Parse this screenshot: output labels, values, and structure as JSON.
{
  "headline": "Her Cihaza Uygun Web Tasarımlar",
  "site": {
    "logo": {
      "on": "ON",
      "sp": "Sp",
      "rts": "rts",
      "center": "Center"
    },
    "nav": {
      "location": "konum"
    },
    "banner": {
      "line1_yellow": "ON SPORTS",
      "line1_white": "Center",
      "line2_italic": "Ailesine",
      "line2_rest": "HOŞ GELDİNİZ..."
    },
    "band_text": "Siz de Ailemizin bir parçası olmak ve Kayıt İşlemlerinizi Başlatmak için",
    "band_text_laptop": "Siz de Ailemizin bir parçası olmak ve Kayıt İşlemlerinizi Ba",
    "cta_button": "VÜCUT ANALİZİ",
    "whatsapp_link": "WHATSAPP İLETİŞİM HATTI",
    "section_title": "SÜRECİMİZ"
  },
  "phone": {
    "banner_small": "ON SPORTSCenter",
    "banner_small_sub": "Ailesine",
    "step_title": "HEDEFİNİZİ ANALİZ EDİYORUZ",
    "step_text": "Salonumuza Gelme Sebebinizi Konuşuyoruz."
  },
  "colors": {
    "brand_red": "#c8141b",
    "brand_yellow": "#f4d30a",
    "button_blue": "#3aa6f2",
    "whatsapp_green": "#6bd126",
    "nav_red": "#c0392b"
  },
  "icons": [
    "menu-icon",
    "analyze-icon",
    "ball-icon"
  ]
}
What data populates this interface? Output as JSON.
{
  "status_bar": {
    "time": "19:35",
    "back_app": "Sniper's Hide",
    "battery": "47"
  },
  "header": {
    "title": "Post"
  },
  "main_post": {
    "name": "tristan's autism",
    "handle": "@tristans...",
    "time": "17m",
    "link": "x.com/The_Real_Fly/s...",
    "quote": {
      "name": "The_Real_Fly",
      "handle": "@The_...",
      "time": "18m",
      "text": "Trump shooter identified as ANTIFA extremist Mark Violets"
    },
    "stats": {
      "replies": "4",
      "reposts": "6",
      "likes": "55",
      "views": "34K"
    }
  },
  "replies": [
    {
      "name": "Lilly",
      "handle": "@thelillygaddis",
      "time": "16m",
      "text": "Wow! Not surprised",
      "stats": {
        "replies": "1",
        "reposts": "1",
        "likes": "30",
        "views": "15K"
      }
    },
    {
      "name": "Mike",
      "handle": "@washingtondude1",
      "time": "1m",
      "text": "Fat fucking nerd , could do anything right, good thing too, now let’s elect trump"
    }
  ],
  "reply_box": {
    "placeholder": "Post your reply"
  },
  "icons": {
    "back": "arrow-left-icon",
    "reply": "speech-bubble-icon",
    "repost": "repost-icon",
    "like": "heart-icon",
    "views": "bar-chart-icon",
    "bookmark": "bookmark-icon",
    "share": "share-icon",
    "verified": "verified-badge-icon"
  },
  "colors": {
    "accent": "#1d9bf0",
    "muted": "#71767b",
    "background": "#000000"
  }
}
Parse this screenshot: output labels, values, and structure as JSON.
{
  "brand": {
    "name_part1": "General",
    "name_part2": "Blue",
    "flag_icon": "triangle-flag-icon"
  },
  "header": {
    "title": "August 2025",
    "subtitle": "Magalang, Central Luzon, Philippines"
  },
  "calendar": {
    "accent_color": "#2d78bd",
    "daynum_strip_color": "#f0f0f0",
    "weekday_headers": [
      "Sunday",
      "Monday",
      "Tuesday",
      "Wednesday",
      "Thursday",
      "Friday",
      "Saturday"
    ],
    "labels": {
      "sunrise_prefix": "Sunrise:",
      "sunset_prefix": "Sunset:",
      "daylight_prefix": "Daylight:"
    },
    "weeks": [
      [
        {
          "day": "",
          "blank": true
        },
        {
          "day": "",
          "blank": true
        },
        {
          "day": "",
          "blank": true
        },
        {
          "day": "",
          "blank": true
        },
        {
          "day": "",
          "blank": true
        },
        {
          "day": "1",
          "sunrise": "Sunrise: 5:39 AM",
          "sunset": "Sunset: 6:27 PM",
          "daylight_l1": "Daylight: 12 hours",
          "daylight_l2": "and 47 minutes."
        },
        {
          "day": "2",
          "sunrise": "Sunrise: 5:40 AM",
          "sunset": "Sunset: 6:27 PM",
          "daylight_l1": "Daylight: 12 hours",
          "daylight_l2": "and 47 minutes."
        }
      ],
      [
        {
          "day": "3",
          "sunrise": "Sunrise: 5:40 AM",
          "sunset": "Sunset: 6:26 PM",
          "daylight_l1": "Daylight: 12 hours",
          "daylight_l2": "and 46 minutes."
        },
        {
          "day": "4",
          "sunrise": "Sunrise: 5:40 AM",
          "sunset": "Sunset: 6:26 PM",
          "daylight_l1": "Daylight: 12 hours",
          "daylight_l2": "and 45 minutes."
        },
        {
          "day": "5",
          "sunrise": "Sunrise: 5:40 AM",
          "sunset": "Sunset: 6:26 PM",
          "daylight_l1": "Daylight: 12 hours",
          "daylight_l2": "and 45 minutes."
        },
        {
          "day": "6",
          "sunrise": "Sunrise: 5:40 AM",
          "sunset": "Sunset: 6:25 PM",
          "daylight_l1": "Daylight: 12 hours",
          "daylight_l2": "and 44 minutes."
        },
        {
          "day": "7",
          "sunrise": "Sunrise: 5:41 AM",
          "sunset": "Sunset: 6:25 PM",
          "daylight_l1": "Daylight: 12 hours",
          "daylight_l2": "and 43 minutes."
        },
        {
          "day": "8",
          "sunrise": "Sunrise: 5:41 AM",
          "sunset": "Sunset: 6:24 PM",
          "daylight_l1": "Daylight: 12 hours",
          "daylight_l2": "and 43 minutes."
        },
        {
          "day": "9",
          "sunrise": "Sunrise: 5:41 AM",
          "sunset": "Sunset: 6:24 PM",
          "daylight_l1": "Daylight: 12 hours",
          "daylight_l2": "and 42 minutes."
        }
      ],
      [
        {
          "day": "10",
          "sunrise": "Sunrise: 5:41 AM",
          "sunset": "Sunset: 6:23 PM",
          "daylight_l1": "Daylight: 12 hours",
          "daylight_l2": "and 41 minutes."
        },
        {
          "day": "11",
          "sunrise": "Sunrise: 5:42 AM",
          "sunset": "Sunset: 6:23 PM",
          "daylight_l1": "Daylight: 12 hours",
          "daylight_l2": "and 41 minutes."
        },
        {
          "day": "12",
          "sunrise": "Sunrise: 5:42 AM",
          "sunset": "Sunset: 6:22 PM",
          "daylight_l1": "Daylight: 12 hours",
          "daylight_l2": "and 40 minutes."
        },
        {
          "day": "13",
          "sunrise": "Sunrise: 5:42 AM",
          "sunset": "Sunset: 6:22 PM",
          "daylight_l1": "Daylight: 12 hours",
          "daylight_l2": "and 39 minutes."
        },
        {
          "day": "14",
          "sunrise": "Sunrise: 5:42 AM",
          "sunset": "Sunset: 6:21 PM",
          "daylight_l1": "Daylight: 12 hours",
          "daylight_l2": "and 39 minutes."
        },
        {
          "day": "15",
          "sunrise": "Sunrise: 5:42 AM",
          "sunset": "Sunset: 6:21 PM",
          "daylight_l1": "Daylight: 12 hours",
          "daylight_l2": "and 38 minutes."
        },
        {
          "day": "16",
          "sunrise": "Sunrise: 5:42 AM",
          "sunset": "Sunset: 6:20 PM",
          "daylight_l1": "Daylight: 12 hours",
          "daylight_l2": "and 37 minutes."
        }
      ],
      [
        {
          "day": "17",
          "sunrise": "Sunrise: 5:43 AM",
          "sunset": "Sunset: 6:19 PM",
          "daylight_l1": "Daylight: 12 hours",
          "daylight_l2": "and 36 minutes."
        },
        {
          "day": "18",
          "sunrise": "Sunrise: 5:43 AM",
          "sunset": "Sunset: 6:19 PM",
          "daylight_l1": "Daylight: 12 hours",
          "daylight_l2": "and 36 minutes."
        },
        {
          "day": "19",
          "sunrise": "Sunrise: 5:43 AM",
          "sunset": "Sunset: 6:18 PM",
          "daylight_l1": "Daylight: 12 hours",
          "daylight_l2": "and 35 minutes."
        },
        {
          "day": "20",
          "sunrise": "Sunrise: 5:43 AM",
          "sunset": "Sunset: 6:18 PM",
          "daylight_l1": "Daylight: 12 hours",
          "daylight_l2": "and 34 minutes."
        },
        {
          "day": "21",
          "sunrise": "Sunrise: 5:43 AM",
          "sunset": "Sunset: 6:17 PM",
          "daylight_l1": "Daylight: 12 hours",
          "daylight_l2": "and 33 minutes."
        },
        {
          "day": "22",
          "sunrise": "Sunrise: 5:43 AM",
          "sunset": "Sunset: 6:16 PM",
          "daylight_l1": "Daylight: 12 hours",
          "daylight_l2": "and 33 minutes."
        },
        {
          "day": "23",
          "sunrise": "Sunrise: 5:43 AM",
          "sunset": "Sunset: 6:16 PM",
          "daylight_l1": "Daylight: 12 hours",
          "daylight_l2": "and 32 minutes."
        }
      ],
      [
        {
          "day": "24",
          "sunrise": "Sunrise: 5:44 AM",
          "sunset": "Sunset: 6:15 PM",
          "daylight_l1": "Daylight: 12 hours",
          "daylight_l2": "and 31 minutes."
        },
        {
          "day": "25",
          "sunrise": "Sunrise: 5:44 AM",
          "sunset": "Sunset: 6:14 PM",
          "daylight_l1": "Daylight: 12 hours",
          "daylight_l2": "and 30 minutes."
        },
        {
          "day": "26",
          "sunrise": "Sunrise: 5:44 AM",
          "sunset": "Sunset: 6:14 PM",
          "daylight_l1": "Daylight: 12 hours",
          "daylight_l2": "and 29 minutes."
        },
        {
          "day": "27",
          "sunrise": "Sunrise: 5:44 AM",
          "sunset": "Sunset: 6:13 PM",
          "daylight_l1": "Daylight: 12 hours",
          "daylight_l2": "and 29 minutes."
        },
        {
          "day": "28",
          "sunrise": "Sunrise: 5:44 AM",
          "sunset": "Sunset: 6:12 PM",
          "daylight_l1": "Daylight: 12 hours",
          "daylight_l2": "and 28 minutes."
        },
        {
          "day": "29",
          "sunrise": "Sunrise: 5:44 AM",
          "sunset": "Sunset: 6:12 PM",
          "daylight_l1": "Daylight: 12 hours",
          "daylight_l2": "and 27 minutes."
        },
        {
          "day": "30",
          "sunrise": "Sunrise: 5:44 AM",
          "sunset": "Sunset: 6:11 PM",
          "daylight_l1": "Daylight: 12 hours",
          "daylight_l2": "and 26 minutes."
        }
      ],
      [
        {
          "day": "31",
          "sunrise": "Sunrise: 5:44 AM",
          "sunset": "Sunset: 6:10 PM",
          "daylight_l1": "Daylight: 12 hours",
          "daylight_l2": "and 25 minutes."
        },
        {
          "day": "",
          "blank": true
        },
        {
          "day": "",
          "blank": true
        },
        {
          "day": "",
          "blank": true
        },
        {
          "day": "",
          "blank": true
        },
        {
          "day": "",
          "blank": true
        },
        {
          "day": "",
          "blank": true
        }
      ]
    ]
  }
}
-- -- --
_What is required:_ Take every line containing the word "İşlemlerinizi" and copy it.

_Solution to this exercise:_
    "band_text": "Siz de Ailemizin bir parçası olmak ve Kayıt İşlemlerinizi Başlatmak için",
    "band_text_laptop": "Siz de Ailemizin bir parçası olmak ve Kayıt İşlemlerinizi Ba",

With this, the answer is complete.